--- Material for the task ---

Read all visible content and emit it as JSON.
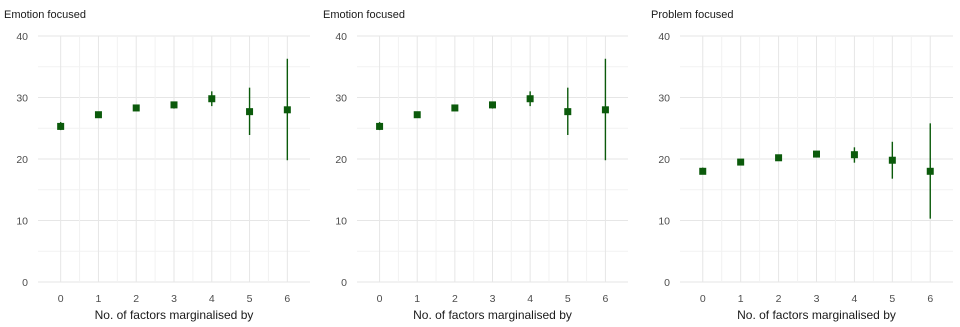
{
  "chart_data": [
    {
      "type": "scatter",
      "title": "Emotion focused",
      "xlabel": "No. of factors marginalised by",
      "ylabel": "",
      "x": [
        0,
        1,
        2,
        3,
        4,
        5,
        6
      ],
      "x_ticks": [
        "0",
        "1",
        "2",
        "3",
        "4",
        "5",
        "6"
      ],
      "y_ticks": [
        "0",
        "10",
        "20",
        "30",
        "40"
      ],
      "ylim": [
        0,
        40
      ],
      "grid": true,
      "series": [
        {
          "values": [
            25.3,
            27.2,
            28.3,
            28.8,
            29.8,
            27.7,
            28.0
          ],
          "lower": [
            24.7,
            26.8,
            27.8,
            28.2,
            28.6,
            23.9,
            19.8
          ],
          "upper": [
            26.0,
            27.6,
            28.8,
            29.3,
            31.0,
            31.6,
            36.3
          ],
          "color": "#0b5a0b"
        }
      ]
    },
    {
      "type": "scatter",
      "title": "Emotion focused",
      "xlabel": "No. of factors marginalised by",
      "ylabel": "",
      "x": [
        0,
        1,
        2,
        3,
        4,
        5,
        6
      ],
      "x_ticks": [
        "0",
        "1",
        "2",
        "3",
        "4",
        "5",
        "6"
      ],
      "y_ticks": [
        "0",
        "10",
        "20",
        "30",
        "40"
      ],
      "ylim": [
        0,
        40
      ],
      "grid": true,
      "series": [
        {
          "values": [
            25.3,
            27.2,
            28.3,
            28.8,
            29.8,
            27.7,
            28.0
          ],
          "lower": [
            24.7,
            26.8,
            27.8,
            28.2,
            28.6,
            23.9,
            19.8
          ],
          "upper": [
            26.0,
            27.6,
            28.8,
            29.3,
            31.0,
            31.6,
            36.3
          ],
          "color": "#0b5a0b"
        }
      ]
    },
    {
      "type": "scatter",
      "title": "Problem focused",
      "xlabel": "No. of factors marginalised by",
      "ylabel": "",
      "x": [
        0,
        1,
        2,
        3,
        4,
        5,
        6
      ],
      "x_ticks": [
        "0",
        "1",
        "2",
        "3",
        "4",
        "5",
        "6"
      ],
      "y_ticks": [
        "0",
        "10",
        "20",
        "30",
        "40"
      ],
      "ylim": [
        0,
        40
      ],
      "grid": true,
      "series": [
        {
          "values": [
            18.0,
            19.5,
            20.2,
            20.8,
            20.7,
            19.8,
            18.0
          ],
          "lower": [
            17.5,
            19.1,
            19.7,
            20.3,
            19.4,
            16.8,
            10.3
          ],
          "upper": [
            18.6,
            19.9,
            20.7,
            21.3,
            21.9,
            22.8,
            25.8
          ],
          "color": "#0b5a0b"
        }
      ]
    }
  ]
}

---

Keep the pictures out of the copy and return the rest of the data above exactly.

Read all visible content and emit it as JSON.
{
  "chart_data": [
    {
      "type": "scatter",
      "title": "Emotion focused",
      "xlabel": "No. of factors marginalised by",
      "ylabel": "",
      "x": [
        0,
        1,
        2,
        3,
        4,
        5,
        6
      ],
      "x_ticks": [
        "0",
        "1",
        "2",
        "3",
        "4",
        "5",
        "6"
      ],
      "y_ticks": [
        "0",
        "10",
        "20",
        "30",
        "40"
      ],
      "ylim": [
        0,
        40
      ],
      "grid": true,
      "series": [
        {
          "values": [
            25.3,
            27.2,
            28.3,
            28.8,
            29.8,
            27.7,
            28.0
          ],
          "lower": [
            24.7,
            26.8,
            27.8,
            28.2,
            28.6,
            23.9,
            19.8
          ],
          "upper": [
            26.0,
            27.6,
            28.8,
            29.3,
            31.0,
            31.6,
            36.3
          ],
          "color": "#0b5a0b"
        }
      ]
    },
    {
      "type": "scatter",
      "title": "Emotion focused",
      "xlabel": "No. of factors marginalised by",
      "ylabel": "",
      "x": [
        0,
        1,
        2,
        3,
        4,
        5,
        6
      ],
      "x_ticks": [
        "0",
        "1",
        "2",
        "3",
        "4",
        "5",
        "6"
      ],
      "y_ticks": [
        "0",
        "10",
        "20",
        "30",
        "40"
      ],
      "ylim": [
        0,
        40
      ],
      "grid": true,
      "series": [
        {
          "values": [
            25.3,
            27.2,
            28.3,
            28.8,
            29.8,
            27.7,
            28.0
          ],
          "lower": [
            24.7,
            26.8,
            27.8,
            28.2,
            28.6,
            23.9,
            19.8
          ],
          "upper": [
            26.0,
            27.6,
            28.8,
            29.3,
            31.0,
            31.6,
            36.3
          ],
          "color": "#0b5a0b"
        }
      ]
    },
    {
      "type": "scatter",
      "title": "Problem focused",
      "xlabel": "No. of factors marginalised by",
      "ylabel": "",
      "x": [
        0,
        1,
        2,
        3,
        4,
        5,
        6
      ],
      "x_ticks": [
        "0",
        "1",
        "2",
        "3",
        "4",
        "5",
        "6"
      ],
      "y_ticks": [
        "0",
        "10",
        "20",
        "30",
        "40"
      ],
      "ylim": [
        0,
        40
      ],
      "grid": true,
      "series": [
        {
          "values": [
            18.0,
            19.5,
            20.2,
            20.8,
            20.7,
            19.8,
            18.0
          ],
          "lower": [
            17.5,
            19.1,
            19.7,
            20.3,
            19.4,
            16.8,
            10.3
          ],
          "upper": [
            18.6,
            19.9,
            20.7,
            21.3,
            21.9,
            22.8,
            25.8
          ],
          "color": "#0b5a0b"
        }
      ]
    }
  ]
}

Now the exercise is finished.